ESASky Orion by James Webb

Unveiling Orion: Webb Telescope’s Stellar Images Now on ESASky

What a beauty!


The awe-inspiring imagery of the Orion Nebula, captured by the NASA/ESA/CSA James Webb Space Telescope, has found its new home on ESA’s ESASky application, designed for smooth navigation and effortless download of astronomical wonders.

Hailed as one of the night’s most luminous marvels, the Orion Nebula, known scientifically as Messier 42, graces the space south of Orion’s belt. (Here is a link to some of my astrophotography shots of the Nebula) The vibrant core of this celestial wonder houses the young Trapezium Cluster of stars. These prominent stars cast an ethereal glow, bathing the neighboring gas and dust with their powerful ultraviolet rays. Further adding to this cosmic theater, the OMC-1 molecular cloud continues to birth new protostars, even today.


Why Astronomers Can’t Look Away

Orion’s nebula stands as a goldmine for space enthusiasts delving into the origins and nascent phases of stars. The array of marvels it houses is vast: from planet-constructing disks encircling budding stars and concealed protostars to brown dwarfs and free-roaming planetary mass entities. Of particular intrigue are the photodissociation regions—zones where radiation from gargantuan stars molds, governs, and chemically alters the gas.

......

# [Written tasks]
**1.** In the article about the Orion Nebula, what is the nebula's scientific name?
**2.** For each statement, answer yes or no according to the article about the Orion Nebula, and quote the words from it that decide the answer: (a) The Trapezium Cluster lies at the core of the nebula. (b) The OMC-1 molecular cloud stopped producing protostars long ago. (c) The nebula sits north of Orion's belt.
**3.** Please quote the article about the Orion Nebula from "What a beauty!" to "of astronomical wonders.".

Extracted data entries
......

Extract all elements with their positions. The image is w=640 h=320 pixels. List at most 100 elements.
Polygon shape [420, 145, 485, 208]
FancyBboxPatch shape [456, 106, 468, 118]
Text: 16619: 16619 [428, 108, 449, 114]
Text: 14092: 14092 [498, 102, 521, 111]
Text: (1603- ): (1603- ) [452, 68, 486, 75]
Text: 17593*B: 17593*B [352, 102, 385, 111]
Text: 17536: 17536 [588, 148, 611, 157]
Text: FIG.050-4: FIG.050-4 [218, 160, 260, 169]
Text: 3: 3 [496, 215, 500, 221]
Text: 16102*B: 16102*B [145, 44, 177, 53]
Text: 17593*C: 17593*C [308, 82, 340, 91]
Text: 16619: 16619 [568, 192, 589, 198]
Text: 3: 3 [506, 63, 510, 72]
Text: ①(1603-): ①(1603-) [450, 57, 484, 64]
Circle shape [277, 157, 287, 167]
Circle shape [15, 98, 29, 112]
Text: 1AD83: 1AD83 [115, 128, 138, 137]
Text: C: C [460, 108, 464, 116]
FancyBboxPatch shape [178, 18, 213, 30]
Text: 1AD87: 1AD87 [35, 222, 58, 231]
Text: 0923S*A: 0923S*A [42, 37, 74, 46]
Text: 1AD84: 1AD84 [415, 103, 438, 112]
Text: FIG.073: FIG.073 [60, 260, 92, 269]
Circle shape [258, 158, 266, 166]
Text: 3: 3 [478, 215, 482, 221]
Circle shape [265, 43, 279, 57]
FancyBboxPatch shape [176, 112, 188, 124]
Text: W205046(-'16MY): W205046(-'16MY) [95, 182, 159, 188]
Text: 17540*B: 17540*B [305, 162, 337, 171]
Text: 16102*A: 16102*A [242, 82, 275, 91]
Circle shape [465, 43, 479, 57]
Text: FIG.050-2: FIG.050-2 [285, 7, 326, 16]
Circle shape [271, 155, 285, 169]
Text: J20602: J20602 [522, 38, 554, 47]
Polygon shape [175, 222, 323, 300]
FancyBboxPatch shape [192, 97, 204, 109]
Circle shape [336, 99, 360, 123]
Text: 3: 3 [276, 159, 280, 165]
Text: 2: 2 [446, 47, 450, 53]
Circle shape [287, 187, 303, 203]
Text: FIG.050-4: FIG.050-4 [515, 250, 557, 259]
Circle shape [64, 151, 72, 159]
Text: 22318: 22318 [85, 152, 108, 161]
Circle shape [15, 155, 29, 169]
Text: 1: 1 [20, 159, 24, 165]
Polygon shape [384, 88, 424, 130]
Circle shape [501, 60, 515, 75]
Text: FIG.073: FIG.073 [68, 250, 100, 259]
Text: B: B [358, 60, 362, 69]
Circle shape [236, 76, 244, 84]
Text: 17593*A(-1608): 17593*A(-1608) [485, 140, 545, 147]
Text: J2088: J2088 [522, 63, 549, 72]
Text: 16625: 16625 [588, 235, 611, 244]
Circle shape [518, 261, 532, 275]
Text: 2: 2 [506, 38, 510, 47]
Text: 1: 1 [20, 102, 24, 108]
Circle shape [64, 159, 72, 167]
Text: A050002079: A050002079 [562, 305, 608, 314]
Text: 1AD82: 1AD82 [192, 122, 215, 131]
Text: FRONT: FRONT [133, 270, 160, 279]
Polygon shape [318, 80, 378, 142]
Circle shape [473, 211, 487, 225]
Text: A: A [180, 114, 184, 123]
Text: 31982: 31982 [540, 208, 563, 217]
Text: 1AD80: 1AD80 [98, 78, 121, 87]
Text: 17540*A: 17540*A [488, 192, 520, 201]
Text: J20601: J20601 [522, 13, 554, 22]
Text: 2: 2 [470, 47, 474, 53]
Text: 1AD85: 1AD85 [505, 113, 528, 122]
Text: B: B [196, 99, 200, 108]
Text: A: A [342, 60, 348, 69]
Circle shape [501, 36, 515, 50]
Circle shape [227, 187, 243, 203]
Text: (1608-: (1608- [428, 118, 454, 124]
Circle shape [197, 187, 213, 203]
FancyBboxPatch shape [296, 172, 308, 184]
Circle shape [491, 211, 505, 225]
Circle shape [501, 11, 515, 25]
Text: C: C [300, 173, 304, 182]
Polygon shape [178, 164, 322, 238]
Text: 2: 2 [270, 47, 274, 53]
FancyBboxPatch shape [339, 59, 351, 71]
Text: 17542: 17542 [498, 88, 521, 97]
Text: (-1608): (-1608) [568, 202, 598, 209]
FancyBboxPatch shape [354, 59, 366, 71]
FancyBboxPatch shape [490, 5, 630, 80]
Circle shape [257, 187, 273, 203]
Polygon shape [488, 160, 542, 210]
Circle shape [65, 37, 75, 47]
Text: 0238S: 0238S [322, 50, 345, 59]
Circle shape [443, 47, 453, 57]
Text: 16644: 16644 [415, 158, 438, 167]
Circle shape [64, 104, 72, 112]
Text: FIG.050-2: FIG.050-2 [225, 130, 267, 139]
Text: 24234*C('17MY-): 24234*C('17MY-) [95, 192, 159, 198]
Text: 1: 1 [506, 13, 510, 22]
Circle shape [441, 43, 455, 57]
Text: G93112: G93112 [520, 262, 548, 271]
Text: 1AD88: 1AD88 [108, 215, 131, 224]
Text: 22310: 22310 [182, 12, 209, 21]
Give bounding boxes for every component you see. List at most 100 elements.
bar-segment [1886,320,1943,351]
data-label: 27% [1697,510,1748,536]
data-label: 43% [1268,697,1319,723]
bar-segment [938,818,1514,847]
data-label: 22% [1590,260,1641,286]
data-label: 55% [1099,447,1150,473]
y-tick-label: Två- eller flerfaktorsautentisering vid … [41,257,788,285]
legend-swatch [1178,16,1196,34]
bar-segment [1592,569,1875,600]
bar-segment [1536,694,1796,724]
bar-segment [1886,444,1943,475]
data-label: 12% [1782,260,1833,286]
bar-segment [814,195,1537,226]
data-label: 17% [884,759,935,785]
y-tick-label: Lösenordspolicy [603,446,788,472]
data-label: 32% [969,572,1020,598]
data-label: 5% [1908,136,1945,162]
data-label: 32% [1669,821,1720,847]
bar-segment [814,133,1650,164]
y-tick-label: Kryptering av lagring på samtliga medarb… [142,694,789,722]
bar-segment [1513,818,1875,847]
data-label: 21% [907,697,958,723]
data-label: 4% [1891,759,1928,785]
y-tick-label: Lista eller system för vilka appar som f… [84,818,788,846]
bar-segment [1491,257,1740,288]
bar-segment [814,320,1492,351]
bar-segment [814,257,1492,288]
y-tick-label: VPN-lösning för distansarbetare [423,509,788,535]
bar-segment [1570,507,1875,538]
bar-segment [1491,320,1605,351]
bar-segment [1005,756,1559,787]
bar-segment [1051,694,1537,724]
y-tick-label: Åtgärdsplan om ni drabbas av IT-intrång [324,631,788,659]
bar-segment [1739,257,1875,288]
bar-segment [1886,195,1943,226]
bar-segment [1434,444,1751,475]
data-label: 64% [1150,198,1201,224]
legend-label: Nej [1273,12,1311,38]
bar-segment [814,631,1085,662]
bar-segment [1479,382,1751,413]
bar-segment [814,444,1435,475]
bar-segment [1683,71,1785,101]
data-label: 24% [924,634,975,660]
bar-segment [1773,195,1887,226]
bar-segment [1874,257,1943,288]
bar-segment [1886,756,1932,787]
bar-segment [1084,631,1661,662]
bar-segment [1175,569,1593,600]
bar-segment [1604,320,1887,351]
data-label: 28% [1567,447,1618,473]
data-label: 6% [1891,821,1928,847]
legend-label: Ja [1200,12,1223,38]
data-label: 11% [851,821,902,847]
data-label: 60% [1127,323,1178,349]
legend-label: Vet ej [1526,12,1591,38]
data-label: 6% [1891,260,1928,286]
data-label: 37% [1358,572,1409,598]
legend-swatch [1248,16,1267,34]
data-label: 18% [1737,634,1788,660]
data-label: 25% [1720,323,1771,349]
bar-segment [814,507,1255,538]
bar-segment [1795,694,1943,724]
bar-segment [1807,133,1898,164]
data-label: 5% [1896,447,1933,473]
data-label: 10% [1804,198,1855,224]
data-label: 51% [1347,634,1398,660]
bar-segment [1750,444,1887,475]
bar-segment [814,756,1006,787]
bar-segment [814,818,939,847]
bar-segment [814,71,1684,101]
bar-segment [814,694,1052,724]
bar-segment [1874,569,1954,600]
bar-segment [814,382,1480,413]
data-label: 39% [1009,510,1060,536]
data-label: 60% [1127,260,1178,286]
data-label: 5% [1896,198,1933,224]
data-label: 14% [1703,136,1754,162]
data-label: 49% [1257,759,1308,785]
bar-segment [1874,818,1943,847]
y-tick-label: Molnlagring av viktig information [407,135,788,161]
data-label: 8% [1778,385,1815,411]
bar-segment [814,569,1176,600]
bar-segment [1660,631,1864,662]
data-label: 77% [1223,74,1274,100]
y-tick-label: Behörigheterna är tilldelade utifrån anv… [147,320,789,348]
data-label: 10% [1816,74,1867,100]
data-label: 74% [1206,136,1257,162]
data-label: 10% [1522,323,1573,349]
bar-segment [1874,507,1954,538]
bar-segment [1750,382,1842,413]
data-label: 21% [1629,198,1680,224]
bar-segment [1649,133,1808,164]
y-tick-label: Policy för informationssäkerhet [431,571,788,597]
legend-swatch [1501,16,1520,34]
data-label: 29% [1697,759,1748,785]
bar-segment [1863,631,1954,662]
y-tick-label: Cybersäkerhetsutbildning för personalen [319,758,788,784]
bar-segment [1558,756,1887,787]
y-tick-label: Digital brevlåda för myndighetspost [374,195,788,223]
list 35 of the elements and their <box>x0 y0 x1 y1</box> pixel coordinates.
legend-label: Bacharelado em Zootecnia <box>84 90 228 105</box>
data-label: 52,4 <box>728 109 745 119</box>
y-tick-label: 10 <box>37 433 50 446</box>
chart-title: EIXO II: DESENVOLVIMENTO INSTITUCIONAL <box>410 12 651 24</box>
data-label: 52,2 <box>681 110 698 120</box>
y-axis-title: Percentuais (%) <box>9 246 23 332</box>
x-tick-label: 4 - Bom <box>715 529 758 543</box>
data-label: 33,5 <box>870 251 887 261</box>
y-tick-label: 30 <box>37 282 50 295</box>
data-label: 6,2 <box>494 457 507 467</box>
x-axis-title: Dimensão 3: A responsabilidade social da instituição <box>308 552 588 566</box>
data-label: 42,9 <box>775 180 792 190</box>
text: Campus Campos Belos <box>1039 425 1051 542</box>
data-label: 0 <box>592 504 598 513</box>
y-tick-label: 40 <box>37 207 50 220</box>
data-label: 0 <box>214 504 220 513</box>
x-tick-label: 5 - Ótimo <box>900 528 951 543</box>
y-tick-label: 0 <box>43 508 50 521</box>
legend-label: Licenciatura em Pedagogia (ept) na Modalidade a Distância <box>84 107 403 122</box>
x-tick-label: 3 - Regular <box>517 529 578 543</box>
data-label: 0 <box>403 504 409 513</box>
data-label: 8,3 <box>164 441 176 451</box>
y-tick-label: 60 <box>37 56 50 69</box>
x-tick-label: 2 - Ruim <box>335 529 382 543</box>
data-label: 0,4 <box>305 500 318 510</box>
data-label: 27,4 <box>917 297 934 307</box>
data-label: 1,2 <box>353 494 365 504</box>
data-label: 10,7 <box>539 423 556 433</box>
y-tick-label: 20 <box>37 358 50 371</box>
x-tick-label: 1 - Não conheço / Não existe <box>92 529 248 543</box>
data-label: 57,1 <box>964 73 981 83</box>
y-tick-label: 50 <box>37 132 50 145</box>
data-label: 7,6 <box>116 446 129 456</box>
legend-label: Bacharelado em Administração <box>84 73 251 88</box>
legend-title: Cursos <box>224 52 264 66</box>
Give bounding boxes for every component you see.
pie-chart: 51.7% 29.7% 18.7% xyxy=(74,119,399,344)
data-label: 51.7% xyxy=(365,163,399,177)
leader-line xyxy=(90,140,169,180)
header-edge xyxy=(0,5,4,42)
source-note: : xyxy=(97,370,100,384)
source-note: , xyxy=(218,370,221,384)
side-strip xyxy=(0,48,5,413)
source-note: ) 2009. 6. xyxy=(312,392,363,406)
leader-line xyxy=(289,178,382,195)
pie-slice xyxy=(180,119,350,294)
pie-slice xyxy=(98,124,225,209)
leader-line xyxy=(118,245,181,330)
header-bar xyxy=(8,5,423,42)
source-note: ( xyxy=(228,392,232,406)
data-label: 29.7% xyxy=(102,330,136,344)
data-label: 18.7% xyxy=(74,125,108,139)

......

# [Responses by task]
**1.** Messier 42.

**2.**
(a) Yes: "The vibrant core of this celestial wonder houses the young Trapezium Cluster of stars."
(b) No: "the OMC-1 molecular cloud continues to birth new protostars, even today."
(c) No: "graces the space south of Orion’s belt."

**3.**
What a beauty!


The awe-inspiring imagery of the Orion Nebula, captured by the NASA/ESA/CSA James Webb Space Telescope, has found its new home on ESA’s ESASky application, designed for smooth navigation and effortless download of astronomical wonders.